TASK BRIEF :: From the listing, collect all lines containing the word "pencil".

DATA TO USE ::
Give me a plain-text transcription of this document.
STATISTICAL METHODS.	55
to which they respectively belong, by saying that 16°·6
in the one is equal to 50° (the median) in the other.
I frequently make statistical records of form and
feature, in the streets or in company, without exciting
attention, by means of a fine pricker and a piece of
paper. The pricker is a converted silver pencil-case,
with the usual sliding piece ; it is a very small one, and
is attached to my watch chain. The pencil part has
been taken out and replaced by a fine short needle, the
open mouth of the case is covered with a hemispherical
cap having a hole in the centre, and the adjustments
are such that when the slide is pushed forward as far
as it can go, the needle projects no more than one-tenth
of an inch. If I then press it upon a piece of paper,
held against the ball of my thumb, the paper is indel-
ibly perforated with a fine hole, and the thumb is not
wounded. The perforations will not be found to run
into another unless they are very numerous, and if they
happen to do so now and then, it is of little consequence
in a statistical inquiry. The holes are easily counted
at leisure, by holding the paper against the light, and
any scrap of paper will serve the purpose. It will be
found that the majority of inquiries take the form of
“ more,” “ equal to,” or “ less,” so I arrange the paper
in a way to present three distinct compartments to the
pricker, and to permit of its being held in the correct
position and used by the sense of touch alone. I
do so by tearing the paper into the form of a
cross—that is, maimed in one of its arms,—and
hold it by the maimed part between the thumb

...

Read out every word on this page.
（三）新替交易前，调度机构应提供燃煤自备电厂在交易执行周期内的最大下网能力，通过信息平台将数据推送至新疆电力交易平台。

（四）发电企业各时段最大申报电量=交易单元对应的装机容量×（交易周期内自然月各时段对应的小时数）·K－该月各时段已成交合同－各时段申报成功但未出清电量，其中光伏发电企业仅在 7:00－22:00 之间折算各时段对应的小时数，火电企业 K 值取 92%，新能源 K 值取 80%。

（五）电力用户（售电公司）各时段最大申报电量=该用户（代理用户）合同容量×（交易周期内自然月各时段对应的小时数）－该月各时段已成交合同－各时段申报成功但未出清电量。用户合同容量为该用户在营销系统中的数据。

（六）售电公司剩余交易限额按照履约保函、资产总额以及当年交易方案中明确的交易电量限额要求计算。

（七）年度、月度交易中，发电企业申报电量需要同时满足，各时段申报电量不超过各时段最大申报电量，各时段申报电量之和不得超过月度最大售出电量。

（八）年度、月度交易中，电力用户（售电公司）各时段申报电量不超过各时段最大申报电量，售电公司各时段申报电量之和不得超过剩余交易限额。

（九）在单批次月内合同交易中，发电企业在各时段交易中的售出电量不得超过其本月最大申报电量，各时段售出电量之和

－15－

---

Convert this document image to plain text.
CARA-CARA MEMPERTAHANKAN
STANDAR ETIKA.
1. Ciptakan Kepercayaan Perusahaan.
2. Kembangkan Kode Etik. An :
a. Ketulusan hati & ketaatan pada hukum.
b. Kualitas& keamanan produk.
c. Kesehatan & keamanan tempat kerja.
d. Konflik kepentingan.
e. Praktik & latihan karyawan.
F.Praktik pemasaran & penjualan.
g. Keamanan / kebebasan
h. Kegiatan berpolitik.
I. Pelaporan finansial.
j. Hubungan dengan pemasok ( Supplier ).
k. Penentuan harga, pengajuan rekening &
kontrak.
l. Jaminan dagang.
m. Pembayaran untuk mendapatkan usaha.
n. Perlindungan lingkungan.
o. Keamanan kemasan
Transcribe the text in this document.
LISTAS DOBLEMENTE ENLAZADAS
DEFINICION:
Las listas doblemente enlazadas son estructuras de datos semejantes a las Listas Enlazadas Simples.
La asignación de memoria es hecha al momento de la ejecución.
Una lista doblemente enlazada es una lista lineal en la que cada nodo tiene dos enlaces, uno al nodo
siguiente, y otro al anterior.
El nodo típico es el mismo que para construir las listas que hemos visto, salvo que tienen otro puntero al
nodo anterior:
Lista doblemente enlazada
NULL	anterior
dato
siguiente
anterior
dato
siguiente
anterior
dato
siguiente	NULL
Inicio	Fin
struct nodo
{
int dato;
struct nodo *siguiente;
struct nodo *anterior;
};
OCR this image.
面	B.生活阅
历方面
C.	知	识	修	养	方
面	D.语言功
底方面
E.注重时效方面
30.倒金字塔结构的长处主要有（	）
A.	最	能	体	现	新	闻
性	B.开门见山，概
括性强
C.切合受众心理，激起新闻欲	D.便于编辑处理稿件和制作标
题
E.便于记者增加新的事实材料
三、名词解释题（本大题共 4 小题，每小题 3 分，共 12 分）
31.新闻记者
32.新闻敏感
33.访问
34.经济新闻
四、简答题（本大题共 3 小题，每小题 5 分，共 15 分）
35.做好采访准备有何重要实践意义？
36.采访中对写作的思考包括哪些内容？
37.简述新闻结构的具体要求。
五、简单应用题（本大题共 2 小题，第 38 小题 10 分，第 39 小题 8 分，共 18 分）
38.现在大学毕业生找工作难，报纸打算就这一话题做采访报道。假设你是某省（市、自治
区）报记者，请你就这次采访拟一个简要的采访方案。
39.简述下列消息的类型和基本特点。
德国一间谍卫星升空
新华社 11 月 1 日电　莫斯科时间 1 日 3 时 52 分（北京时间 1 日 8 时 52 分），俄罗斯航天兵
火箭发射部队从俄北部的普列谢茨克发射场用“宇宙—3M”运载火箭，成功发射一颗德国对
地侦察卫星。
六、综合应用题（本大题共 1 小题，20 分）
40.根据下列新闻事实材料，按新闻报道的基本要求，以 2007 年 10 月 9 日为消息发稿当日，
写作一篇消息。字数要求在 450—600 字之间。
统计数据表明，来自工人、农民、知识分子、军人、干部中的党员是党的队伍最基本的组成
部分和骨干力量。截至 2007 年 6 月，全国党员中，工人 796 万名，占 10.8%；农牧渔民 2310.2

CORRECT ANSWER ::
paper. The pricker is a converted silver pencil-case,
is attached to my watch chain. The pencil part has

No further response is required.